Aim: Pull every line containing the word "JSON" from the records.

Input:
──────────────────────────────

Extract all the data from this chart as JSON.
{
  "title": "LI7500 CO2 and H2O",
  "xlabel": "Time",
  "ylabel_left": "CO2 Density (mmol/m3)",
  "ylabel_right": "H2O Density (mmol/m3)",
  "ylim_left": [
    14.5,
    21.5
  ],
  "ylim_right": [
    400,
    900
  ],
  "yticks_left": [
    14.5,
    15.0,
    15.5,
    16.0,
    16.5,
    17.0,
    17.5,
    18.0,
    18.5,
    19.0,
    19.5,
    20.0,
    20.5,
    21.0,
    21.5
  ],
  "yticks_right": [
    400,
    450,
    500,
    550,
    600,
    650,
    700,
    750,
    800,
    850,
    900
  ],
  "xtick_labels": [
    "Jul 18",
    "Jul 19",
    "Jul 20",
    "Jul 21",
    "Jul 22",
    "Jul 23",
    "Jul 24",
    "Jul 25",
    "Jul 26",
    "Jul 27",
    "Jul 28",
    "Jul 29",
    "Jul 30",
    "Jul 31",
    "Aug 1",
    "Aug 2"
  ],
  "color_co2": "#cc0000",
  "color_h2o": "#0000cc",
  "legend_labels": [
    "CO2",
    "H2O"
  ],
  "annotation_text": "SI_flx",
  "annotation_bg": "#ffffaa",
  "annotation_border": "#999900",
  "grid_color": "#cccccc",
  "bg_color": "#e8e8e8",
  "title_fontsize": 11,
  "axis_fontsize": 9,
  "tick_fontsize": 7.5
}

──────────────────────────────

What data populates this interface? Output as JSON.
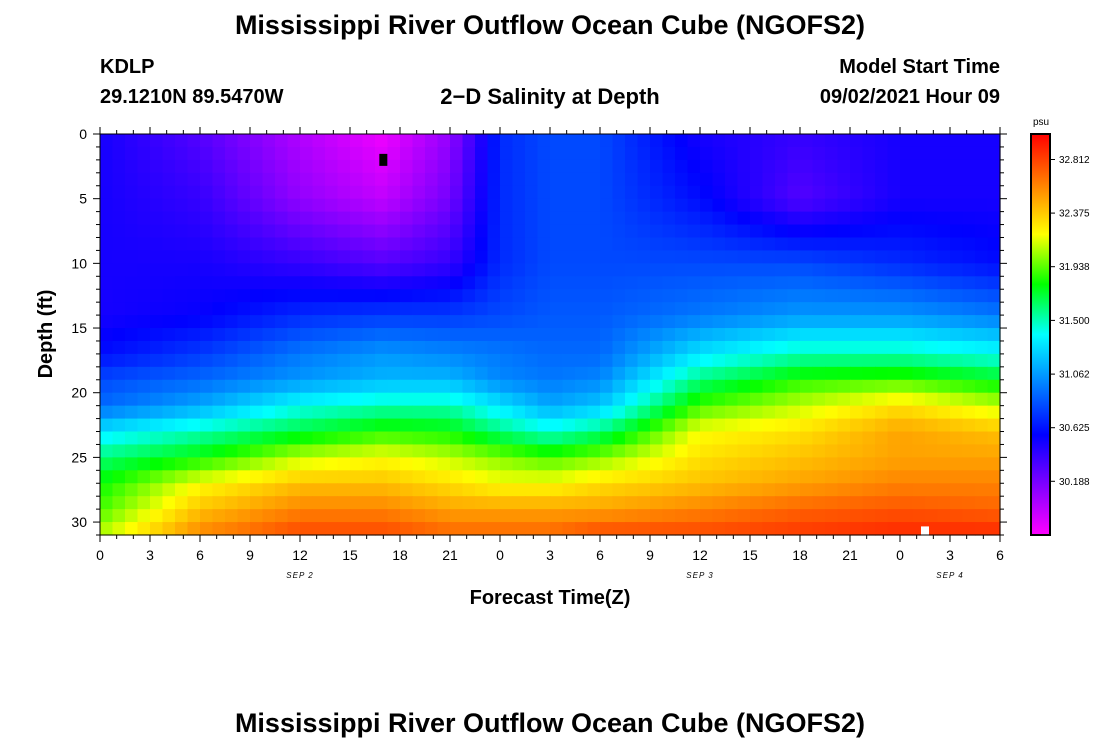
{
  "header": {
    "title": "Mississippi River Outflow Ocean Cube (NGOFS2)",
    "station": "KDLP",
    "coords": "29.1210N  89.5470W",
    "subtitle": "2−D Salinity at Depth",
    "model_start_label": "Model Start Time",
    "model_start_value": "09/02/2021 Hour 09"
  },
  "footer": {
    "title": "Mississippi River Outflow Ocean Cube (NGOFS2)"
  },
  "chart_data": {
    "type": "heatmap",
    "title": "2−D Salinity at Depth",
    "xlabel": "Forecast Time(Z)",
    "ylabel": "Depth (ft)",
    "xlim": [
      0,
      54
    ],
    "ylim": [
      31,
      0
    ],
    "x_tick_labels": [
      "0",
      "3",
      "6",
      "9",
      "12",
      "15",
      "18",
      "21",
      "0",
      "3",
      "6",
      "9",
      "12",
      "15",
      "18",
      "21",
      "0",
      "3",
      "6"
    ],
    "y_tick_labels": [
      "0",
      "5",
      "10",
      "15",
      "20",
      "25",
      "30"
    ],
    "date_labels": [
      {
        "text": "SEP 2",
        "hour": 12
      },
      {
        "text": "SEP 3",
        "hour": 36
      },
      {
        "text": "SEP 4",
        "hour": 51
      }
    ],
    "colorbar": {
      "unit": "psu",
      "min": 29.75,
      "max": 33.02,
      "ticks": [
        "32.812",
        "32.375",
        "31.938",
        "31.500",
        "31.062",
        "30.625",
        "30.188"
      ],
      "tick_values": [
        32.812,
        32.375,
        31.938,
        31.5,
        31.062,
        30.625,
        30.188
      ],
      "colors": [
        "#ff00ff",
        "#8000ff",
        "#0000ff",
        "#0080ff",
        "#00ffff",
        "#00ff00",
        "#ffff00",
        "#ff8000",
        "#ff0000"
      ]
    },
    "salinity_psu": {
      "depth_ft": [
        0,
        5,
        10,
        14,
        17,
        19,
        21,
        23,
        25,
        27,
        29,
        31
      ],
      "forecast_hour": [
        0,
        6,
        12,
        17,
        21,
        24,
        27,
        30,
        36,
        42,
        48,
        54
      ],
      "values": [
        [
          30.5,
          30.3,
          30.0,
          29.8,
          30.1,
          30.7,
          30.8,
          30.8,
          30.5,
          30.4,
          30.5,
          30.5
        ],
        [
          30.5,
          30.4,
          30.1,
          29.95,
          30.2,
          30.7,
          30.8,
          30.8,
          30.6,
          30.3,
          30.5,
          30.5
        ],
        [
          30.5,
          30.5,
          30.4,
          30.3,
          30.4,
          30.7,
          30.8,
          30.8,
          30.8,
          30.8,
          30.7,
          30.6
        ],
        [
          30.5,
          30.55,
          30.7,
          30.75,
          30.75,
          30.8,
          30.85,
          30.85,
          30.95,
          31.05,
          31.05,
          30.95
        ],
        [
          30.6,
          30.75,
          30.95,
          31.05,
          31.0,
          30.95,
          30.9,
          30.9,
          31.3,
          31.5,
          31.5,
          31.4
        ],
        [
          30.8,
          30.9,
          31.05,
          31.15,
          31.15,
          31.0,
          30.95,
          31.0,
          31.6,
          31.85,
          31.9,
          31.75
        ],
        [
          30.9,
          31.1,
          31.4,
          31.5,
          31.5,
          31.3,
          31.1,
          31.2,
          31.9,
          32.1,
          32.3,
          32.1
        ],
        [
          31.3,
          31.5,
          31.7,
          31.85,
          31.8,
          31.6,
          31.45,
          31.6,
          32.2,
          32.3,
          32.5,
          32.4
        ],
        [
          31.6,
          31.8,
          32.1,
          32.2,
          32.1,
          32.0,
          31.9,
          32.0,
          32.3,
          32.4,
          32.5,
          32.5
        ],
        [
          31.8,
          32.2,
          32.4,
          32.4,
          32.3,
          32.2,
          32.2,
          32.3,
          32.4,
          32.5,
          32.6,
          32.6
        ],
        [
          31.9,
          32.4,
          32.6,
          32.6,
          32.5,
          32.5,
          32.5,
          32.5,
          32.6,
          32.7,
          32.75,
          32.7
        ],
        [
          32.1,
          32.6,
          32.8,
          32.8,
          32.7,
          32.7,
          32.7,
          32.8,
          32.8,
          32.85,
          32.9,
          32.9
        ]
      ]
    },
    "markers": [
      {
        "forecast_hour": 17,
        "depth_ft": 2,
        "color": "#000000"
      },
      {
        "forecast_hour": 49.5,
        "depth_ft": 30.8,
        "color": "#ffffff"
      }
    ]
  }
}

──────────────────────────────

Complete output:
Extract all the data from this chart as JSON.
What data populates this interface? Output as JSON.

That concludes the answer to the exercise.